[Element location data]
-=-=-=-=-

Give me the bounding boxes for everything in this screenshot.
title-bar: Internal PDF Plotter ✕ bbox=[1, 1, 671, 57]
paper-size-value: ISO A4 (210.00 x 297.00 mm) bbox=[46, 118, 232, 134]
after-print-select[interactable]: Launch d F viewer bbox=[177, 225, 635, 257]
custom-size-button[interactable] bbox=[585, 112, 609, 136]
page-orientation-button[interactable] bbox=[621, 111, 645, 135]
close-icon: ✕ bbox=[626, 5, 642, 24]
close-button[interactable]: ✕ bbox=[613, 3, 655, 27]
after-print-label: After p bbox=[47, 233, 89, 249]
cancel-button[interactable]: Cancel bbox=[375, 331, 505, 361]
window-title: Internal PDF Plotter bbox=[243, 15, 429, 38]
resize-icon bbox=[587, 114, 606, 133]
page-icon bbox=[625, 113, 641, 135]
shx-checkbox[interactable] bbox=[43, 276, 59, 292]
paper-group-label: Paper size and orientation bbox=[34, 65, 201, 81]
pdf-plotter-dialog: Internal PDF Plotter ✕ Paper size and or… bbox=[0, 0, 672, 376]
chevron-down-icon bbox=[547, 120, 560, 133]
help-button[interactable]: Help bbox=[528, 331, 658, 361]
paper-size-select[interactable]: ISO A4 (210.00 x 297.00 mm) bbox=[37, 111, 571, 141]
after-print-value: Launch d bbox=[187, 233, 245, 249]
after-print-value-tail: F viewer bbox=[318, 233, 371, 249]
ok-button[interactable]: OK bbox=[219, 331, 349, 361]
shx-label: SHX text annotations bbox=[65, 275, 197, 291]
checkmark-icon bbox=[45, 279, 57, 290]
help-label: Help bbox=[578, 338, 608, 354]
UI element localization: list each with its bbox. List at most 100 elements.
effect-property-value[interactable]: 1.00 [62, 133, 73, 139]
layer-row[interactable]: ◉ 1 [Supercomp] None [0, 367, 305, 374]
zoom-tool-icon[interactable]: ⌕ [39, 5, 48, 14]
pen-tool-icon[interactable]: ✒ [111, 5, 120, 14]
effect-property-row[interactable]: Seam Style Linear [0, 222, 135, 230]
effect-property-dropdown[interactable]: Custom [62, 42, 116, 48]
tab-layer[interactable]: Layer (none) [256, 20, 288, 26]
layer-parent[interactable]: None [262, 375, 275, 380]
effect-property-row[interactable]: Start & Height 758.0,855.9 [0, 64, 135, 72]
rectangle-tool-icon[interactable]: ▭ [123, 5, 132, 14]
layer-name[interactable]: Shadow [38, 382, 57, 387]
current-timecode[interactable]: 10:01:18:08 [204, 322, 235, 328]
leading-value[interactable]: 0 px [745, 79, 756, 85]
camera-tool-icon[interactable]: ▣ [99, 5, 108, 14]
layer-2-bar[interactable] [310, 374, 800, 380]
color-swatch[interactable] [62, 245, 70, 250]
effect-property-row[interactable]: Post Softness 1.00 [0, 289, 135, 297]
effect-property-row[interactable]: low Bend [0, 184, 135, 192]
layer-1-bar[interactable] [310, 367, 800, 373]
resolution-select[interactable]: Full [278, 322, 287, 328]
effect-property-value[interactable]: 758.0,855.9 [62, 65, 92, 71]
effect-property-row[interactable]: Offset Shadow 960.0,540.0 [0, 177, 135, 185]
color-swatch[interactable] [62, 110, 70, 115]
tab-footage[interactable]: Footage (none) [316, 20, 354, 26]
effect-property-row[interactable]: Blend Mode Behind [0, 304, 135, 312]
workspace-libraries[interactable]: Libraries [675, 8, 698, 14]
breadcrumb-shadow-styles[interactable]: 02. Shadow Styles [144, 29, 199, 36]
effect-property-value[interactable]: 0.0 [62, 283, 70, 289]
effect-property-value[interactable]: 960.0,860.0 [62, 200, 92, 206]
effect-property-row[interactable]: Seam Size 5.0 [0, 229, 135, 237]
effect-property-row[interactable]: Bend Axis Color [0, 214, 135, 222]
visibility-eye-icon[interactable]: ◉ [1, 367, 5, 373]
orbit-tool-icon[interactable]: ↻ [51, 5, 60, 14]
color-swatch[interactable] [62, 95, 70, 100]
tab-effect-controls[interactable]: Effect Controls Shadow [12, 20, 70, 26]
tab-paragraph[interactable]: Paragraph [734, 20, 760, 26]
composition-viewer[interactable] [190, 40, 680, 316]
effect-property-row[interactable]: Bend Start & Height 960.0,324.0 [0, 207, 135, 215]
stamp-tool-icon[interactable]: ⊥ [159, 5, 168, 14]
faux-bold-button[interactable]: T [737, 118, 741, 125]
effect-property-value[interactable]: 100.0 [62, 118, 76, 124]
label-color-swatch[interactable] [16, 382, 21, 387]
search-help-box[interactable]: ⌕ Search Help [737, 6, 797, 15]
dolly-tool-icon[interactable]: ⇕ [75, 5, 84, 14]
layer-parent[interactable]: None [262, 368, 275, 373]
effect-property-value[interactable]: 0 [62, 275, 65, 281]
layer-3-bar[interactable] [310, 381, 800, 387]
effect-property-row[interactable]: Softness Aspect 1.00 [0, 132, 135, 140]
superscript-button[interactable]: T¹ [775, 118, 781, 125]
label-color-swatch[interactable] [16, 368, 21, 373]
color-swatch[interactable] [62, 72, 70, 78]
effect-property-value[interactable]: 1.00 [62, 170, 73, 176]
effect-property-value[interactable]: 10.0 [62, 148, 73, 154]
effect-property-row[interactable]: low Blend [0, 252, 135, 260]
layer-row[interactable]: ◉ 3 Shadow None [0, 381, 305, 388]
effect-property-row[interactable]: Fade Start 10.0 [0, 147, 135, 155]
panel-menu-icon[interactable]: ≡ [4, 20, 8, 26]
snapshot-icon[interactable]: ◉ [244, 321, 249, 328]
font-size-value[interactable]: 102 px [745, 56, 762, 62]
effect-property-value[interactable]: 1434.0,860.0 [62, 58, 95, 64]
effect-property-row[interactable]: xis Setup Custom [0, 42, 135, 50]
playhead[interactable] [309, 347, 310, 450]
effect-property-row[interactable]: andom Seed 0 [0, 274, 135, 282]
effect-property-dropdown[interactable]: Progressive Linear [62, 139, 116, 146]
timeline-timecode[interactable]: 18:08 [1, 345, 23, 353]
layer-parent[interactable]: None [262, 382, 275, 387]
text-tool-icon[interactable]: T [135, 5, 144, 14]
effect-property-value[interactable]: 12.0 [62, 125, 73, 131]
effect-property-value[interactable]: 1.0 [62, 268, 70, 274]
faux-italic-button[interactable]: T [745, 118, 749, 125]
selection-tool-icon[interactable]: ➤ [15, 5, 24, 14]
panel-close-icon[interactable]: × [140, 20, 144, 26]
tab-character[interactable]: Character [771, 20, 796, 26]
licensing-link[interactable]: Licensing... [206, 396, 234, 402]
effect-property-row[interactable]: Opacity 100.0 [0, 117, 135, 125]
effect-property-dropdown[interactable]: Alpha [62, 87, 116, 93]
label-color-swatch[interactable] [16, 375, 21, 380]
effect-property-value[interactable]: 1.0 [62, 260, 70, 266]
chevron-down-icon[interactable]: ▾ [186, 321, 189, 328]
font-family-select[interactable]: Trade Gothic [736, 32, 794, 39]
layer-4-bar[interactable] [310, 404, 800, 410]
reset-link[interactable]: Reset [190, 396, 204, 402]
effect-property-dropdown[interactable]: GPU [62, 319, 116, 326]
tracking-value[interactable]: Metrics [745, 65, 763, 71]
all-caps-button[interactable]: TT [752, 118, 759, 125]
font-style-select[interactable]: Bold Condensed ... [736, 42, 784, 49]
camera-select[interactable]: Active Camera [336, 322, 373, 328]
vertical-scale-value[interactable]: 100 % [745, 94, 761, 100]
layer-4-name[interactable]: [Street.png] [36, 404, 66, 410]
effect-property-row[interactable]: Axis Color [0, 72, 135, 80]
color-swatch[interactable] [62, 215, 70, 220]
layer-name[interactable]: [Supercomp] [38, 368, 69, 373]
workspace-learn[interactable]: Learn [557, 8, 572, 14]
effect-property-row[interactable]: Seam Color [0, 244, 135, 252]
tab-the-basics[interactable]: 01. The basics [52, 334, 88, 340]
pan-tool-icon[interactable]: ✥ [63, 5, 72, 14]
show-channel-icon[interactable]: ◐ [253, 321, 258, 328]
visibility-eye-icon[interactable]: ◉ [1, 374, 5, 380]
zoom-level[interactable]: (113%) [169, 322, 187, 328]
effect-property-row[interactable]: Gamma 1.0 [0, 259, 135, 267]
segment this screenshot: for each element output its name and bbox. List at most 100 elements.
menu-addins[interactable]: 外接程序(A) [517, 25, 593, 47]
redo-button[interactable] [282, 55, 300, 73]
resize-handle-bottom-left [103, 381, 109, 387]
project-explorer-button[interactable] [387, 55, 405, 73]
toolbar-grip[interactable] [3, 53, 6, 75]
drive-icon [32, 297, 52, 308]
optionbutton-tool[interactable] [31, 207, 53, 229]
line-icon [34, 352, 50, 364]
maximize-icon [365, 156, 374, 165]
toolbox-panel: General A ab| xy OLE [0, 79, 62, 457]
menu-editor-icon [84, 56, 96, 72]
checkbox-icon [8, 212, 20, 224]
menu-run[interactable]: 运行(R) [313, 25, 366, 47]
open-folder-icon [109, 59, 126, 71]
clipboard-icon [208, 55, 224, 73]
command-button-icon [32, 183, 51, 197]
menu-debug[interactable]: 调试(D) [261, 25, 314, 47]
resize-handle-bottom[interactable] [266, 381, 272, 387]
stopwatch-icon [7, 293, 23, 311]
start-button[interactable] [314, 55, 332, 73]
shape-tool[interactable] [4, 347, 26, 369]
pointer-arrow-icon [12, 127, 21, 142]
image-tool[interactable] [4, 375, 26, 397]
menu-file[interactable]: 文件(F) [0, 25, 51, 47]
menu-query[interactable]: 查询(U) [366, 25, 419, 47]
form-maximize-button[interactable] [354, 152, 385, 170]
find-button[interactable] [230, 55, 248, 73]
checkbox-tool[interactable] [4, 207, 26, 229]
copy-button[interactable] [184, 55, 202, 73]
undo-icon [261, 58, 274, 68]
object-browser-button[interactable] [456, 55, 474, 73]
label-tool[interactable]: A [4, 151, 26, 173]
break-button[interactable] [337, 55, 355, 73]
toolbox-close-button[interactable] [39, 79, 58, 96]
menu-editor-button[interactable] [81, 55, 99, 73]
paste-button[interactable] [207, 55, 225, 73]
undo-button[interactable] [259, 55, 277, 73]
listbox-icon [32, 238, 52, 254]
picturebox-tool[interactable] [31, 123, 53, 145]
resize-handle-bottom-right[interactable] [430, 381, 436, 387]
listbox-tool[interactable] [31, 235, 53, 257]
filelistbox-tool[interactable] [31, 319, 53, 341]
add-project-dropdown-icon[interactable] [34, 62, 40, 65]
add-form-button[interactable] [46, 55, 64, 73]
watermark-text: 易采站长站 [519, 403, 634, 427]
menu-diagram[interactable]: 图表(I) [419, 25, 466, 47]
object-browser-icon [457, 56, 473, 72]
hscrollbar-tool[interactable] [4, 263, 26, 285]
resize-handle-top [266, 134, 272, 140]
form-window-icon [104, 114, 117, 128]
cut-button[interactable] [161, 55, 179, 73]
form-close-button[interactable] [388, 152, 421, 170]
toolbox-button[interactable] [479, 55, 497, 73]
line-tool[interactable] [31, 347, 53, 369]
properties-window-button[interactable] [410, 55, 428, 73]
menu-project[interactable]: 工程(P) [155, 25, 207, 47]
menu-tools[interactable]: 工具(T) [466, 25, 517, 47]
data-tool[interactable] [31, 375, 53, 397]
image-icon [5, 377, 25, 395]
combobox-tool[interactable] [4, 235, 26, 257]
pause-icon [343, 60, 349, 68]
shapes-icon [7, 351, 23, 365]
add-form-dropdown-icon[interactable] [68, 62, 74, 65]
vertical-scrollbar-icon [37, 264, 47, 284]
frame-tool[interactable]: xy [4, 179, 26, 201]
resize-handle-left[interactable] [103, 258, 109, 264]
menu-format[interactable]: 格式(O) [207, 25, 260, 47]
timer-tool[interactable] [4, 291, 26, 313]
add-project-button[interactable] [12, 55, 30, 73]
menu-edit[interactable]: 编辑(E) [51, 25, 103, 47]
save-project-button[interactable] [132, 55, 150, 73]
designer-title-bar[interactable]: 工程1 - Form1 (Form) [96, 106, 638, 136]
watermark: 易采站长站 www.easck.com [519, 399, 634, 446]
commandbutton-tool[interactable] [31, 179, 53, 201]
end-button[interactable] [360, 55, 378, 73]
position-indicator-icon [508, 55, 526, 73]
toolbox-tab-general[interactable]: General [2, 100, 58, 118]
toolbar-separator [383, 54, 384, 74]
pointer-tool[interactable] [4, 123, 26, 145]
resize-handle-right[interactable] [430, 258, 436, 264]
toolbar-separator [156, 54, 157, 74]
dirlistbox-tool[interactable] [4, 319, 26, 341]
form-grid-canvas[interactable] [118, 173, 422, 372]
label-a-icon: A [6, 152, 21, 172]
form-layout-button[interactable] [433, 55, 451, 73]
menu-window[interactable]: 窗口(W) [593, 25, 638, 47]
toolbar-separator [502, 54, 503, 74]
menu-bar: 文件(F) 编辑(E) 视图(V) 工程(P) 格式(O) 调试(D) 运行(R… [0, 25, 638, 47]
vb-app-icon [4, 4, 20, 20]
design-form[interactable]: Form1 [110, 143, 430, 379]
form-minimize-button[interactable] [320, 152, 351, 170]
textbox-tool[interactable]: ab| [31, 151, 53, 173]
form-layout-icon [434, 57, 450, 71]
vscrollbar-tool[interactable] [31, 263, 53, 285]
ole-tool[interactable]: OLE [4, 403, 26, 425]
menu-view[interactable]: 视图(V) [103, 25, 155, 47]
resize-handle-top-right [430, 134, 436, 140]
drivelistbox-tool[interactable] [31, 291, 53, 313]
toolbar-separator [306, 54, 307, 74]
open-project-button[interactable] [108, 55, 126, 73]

-=-=-=-=-

Copy the records exactly, beginning with the first line and ending after the line that contains "custom-size-button[interactable] bbox=[585, 112, 609, 136]".

Give me the bounding boxes for everything in this screenshot.
title-bar: Internal PDF Plotter ✕ bbox=[1, 1, 671, 57]
paper-size-value: ISO A4 (210.00 x 297.00 mm) bbox=[46, 118, 232, 134]
after-print-select[interactable]: Launch d F viewer bbox=[177, 225, 635, 257]
custom-size-button[interactable] bbox=[585, 112, 609, 136]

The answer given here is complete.